Records contained in a dataset:
○ ○ ○
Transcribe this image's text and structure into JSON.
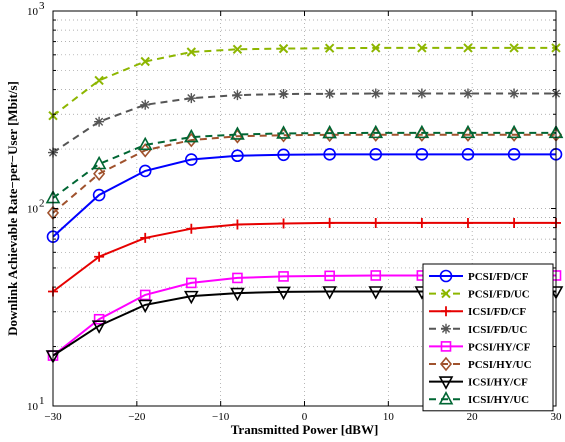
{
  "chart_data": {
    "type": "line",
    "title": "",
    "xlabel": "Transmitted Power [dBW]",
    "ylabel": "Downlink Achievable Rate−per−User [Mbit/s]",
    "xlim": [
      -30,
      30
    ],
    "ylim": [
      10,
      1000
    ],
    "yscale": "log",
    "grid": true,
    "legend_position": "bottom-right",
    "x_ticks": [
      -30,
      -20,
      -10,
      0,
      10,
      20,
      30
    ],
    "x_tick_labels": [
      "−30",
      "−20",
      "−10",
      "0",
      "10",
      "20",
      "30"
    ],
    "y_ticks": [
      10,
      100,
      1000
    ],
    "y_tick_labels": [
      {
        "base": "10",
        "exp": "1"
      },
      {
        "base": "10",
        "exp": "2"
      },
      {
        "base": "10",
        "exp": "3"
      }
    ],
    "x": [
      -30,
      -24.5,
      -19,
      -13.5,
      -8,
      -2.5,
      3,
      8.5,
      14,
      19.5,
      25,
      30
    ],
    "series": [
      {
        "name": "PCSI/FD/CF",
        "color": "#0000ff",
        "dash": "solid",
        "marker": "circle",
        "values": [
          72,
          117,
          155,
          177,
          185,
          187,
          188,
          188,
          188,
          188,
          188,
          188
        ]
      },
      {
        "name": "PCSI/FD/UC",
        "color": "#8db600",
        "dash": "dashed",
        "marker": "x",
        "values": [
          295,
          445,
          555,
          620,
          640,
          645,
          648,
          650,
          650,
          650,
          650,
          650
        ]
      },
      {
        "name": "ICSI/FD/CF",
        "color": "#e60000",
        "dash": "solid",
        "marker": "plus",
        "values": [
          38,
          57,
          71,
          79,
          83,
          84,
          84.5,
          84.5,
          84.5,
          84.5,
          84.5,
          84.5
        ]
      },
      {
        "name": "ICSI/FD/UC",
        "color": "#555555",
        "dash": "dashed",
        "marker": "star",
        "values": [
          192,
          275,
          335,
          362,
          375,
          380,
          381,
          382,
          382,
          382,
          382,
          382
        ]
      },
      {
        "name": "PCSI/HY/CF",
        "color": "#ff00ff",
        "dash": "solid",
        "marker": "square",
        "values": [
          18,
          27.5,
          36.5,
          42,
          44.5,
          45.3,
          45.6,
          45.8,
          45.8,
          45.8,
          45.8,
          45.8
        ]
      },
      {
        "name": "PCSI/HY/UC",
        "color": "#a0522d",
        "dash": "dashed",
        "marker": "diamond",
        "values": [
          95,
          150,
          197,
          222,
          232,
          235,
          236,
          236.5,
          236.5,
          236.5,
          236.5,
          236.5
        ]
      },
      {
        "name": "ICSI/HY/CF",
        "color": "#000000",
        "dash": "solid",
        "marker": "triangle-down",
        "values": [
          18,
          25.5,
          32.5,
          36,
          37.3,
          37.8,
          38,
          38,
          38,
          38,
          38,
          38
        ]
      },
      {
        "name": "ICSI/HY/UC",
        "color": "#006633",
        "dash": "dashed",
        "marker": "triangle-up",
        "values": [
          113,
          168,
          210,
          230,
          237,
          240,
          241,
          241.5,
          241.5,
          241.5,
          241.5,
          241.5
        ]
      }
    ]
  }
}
○ ○ ○
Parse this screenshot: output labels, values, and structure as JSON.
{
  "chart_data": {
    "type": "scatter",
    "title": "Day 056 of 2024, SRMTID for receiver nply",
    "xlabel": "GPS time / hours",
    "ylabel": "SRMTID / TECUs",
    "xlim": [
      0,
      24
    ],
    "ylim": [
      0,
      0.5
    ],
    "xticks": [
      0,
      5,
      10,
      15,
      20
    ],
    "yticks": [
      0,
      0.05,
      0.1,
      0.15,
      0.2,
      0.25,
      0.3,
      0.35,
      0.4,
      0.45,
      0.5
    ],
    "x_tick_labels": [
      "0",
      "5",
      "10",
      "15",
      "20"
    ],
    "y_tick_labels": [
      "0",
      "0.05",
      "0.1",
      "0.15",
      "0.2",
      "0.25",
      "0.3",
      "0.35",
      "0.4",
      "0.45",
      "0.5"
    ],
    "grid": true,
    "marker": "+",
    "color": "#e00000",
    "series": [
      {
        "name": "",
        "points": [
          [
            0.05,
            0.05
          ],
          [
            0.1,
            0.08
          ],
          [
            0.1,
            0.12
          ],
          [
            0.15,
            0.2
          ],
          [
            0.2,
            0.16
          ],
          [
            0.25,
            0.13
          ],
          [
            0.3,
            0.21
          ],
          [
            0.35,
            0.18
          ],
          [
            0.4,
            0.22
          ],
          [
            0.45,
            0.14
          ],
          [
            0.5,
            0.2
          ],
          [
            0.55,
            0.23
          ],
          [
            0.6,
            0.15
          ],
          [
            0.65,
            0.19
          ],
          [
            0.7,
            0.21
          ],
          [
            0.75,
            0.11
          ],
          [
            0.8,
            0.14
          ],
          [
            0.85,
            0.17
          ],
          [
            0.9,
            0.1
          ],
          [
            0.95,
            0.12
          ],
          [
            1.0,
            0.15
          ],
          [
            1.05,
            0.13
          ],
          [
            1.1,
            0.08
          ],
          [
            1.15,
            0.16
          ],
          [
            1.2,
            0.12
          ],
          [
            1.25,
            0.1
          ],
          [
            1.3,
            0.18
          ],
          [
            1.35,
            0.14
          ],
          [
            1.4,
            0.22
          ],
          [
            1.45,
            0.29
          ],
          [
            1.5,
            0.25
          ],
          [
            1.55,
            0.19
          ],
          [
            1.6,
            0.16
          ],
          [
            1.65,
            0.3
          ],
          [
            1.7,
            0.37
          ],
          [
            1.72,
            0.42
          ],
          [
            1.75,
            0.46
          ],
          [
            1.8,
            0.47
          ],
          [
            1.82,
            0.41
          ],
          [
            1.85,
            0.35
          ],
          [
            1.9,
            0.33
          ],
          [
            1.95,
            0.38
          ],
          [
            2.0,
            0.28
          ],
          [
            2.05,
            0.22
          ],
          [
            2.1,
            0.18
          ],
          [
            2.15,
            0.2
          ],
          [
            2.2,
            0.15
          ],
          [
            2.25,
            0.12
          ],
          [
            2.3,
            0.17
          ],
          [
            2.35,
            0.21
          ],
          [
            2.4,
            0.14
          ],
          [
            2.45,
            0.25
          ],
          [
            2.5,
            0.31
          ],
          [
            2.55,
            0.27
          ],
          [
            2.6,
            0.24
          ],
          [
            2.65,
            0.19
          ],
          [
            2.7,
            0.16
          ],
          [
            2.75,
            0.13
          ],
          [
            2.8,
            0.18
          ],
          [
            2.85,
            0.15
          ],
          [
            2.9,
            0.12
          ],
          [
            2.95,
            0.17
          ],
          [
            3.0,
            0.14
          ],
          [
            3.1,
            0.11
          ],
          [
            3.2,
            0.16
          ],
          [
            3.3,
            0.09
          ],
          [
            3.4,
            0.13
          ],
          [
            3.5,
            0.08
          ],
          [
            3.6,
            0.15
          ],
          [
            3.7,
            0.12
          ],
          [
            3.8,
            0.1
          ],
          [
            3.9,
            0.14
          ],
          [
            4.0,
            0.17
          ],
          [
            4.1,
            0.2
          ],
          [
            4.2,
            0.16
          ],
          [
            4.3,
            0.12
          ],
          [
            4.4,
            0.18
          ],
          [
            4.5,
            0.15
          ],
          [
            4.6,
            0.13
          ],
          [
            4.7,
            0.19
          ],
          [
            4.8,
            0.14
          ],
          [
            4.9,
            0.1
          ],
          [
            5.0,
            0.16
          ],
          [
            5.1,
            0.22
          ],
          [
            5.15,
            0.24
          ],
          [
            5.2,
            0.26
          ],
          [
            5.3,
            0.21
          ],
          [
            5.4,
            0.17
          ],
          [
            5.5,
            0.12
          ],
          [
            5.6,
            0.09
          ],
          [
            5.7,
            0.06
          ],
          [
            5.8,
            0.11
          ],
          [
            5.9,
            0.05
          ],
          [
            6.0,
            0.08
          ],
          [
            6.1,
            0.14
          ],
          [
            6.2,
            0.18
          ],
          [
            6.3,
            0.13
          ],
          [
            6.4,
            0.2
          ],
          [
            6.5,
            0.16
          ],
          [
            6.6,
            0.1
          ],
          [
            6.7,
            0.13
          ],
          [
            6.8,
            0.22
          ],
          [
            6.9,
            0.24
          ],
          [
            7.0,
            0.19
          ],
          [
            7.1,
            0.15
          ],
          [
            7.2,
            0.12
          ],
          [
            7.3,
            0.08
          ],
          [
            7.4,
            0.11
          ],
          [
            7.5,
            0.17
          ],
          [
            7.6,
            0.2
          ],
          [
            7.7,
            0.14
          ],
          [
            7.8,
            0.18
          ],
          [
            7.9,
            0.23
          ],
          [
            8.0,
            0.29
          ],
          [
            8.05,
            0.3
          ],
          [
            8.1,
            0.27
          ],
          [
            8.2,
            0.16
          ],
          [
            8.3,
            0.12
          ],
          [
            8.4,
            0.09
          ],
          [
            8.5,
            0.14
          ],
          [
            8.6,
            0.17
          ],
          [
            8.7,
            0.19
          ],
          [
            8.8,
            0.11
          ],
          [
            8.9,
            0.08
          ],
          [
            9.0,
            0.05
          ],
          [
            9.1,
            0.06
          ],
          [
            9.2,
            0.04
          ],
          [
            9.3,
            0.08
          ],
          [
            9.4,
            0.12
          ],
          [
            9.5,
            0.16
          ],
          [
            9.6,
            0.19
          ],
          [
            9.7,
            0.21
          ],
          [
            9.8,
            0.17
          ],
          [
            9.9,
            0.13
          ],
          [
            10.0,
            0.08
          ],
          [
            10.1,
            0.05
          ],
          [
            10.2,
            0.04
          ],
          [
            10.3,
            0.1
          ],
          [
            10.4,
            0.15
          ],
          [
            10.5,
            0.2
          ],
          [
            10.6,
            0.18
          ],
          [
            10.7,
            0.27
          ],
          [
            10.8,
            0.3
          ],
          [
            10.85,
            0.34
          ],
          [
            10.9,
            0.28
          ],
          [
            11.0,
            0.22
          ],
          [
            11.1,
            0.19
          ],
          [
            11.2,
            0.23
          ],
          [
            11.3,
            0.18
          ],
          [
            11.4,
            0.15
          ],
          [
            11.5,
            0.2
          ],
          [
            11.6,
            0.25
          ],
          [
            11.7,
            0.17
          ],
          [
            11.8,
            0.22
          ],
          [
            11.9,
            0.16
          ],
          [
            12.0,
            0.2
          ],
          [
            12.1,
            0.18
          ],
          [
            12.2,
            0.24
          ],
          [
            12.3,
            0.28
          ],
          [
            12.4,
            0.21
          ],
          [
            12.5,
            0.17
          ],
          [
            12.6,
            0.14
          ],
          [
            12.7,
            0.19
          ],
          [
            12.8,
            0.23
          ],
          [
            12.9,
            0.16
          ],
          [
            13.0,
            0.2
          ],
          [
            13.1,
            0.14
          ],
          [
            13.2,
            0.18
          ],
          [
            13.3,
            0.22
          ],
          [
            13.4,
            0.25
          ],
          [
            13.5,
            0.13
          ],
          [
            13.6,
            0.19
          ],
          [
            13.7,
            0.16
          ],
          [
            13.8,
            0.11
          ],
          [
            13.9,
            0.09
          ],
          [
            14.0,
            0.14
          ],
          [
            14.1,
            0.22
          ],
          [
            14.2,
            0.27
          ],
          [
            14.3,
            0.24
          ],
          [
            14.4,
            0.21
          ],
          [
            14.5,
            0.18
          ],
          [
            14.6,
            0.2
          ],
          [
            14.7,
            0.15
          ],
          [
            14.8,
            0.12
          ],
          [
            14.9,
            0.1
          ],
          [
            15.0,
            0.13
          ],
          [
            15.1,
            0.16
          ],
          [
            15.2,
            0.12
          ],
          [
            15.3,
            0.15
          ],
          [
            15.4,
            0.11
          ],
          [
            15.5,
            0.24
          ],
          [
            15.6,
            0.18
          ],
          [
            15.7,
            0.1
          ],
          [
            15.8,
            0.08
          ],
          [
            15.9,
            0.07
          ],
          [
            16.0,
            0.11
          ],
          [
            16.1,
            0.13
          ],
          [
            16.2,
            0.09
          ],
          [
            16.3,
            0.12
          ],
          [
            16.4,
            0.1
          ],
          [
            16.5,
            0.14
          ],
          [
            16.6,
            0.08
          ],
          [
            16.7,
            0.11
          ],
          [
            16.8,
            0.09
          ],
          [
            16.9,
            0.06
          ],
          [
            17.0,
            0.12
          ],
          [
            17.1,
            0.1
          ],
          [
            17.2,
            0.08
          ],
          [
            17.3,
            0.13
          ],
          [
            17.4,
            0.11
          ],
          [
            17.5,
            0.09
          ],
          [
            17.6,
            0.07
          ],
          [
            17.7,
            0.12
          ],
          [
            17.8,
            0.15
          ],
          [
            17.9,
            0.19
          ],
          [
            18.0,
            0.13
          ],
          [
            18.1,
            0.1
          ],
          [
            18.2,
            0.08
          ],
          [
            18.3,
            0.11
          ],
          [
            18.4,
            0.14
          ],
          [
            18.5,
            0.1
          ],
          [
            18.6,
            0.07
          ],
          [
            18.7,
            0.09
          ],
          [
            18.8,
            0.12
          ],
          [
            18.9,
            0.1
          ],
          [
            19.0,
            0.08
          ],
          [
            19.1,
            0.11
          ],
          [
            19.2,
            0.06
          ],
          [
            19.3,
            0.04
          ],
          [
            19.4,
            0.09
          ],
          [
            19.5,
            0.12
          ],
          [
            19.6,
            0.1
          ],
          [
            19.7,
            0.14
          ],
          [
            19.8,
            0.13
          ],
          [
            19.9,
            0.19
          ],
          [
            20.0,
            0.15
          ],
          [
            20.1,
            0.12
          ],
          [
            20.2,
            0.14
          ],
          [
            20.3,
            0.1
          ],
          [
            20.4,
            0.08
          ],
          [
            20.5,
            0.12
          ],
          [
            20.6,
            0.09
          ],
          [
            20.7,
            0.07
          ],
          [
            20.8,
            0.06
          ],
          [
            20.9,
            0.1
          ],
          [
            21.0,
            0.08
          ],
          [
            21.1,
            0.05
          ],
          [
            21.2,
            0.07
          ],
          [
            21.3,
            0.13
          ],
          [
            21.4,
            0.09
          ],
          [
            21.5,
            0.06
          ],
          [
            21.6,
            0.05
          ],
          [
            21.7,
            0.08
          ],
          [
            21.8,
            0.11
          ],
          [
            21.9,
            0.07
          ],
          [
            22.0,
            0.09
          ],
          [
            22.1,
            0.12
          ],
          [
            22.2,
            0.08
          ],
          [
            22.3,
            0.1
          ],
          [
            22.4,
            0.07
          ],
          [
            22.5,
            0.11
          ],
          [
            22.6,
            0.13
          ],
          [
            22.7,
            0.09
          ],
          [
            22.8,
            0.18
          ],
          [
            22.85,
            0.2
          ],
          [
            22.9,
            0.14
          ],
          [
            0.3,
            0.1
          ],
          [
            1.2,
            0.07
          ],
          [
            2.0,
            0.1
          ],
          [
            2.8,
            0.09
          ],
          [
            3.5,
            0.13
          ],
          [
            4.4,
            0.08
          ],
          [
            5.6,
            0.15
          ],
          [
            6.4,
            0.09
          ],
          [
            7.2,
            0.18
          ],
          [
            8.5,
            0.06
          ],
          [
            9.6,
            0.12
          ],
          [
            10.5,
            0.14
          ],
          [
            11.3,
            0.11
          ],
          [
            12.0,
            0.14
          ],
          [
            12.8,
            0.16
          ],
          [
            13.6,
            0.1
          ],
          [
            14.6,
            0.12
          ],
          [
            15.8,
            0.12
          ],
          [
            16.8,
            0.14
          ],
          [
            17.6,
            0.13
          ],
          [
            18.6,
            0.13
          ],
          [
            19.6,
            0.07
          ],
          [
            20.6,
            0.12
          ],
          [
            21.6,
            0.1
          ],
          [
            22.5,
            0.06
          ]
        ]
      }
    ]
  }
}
○ ○ ○
### Exercise description
Read through the lines above and collect those that contain the string "ylabel".

### Answer for this exercise
    "ylabel": "Downlink Achievable Rate−per−User [Mbit/s]",
    "ylabel": "SRMTID / TECUs",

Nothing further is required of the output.